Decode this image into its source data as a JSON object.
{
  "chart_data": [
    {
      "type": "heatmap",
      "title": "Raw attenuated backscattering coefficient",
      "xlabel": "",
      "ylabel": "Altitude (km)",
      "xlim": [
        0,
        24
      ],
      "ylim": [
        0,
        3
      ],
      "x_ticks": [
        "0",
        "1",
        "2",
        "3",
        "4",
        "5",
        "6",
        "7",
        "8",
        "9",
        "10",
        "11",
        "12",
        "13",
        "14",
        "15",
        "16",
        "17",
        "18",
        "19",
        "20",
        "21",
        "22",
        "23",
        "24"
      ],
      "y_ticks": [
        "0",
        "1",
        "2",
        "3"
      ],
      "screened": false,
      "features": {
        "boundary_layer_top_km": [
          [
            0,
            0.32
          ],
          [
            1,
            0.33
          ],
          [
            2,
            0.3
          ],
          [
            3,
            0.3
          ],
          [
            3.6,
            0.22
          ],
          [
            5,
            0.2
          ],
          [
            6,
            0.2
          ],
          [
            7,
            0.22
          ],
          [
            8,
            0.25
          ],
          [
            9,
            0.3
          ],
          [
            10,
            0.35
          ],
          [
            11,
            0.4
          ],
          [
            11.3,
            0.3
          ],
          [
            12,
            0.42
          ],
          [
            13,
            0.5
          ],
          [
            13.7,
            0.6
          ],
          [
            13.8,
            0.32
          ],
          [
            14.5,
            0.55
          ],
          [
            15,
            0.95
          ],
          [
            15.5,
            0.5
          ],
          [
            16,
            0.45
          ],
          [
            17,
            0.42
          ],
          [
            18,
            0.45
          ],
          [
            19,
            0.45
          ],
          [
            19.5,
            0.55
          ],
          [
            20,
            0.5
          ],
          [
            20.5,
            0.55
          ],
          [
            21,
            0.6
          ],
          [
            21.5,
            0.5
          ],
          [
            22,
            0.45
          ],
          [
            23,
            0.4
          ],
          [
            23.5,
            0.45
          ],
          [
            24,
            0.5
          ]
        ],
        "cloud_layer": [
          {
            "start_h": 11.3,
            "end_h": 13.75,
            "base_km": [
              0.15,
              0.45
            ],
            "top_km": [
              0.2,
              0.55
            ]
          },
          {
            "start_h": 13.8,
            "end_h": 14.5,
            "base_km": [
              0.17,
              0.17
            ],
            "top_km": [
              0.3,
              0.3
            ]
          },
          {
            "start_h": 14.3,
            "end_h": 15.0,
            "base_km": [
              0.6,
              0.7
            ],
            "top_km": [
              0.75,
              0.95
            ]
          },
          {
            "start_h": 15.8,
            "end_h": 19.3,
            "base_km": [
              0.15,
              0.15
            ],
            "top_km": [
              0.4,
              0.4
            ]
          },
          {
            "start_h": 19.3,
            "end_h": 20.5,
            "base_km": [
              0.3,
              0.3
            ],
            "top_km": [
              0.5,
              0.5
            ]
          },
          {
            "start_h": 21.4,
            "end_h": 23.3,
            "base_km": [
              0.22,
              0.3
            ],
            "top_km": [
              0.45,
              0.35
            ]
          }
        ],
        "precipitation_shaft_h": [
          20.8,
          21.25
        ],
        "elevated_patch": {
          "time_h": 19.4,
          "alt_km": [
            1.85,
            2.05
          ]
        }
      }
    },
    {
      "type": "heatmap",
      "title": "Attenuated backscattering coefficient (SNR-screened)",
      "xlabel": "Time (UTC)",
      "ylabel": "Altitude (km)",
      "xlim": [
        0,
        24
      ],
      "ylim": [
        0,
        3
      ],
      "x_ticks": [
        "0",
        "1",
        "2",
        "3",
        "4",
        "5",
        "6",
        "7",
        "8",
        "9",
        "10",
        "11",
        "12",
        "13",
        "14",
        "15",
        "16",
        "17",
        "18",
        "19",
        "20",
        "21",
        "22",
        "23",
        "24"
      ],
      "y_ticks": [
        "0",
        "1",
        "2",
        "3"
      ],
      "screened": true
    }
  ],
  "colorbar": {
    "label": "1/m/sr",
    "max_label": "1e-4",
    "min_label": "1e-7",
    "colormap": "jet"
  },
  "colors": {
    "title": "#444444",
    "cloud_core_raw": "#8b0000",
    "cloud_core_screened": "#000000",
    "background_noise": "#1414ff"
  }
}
● ● ● ● ●
◆ **OBJECTIVE**
Using the listing above, reproduce each line without omission.

◆ **ANSWER**
Decode this image into its source data as a JSON object.
{
  "chart_data": [
    {
      "type": "heatmap",
      "title": "Raw attenuated backscattering coefficient",
      "xlabel": "",
      "ylabel": "Altitude (km)",
      "xlim": [
        0,
        24
      ],
      "ylim": [
        0,
        3
      ],
      "x_ticks": [
        "0",
        "1",
        "2",
        "3",
        "4",
        "5",
        "6",
        "7",
        "8",
        "9",
        "10",
        "11",
        "12",
        "13",
        "14",
        "15",
        "16",
        "17",
        "18",
        "19",
        "20",
        "21",
        "22",
        "23",
        "24"
      ],
      "y_ticks": [
        "0",
        "1",
        "2",
        "3"
      ],
      "screened": false,
      "features": {
        "boundary_layer_top_km": [
          [
            0,
            0.32
          ],
          [
            1,
            0.33
          ],
          [
            2,
            0.3
          ],
          [
            3,
            0.3
          ],
          [
            3.6,
            0.22
          ],
          [
            5,
            0.2
          ],
          [
            6,
            0.2
          ],
          [
            7,
            0.22
          ],
          [
            8,
            0.25
          ],
          [
            9,
            0.3
          ],
          [
            10,
            0.35
          ],
          [
            11,
            0.4
          ],
          [
            11.3,
            0.3
          ],
          [
            12,
            0.42
          ],
          [
            13,
            0.5
          ],
          [
            13.7,
            0.6
          ],
          [
            13.8,
            0.32
          ],
          [
            14.5,
            0.55
          ],
          [
            15,
            0.95
          ],
          [
            15.5,
            0.5
          ],
          [
            16,
            0.45
          ],
          [
            17,
            0.42
          ],
          [
            18,
            0.45
          ],
          [
            19,
            0.45
          ],
          [
            19.5,
            0.55
          ],
          [
            20,
            0.5
          ],
          [
            20.5,
            0.55
          ],
          [
            21,
            0.6
          ],
          [
            21.5,
            0.5
          ],
          [
            22,
            0.45
          ],
          [
            23,
            0.4
          ],
          [
            23.5,
            0.45
          ],
          [
            24,
            0.5
          ]
        ],
        "cloud_layer": [
          {
            "start_h": 11.3,
            "end_h": 13.75,
            "base_km": [
              0.15,
              0.45
            ],
            "top_km": [
              0.2,
              0.55
            ]
          },
          {
            "start_h": 13.8,
            "end_h": 14.5,
            "base_km": [
              0.17,
              0.17
            ],
            "top_km": [
              0.3,
              0.3
            ]
          },
          {
            "start_h": 14.3,
            "end_h": 15.0,
            "base_km": [
              0.6,
              0.7
            ],
            "top_km": [
              0.75,
              0.95
            ]
          },
          {
            "start_h": 15.8,
            "end_h": 19.3,
            "base_km": [
              0.15,
              0.15
            ],
            "top_km": [
              0.4,
              0.4
            ]
          },
          {
            "start_h": 19.3,
            "end_h": 20.5,
            "base_km": [
              0.3,
              0.3
            ],
            "top_km": [
              0.5,
              0.5
            ]
          },
          {
            "start_h": 21.4,
            "end_h": 23.3,
            "base_km": [
              0.22,
              0.3
            ],
            "top_km": [
              0.45,
              0.35
            ]
          }
        ],
        "precipitation_shaft_h": [
          20.8,
          21.25
        ],
        "elevated_patch": {
          "time_h": 19.4,
          "alt_km": [
            1.85,
            2.05
          ]
        }
      }
    },
    {
      "type": "heatmap",
      "title": "Attenuated backscattering coefficient (SNR-screened)",
      "xlabel": "Time (UTC)",
      "ylabel": "Altitude (km)",
      "xlim": [
        0,
        24
      ],
      "ylim": [
        0,
        3
      ],
      "x_ticks": [
        "0",
        "1",
        "2",
        "3",
        "4",
        "5",
        "6",
        "7",
        "8",
        "9",
        "10",
        "11",
        "12",
        "13",
        "14",
        "15",
        "16",
        "17",
        "18",
        "19",
        "20",
        "21",
        "22",
        "23",
        "24"
      ],
      "y_ticks": [
        "0",
        "1",
        "2",
        "3"
      ],
      "screened": true
    }
  ],
  "colorbar": {
    "label": "1/m/sr",
    "max_label": "1e-4",
    "min_label": "1e-7",
    "colormap": "jet"
  },
  "colors": {
    "title": "#444444",
    "cloud_core_raw": "#8b0000",
    "cloud_core_screened": "#000000",
    "background_noise": "#1414ff"
  }
}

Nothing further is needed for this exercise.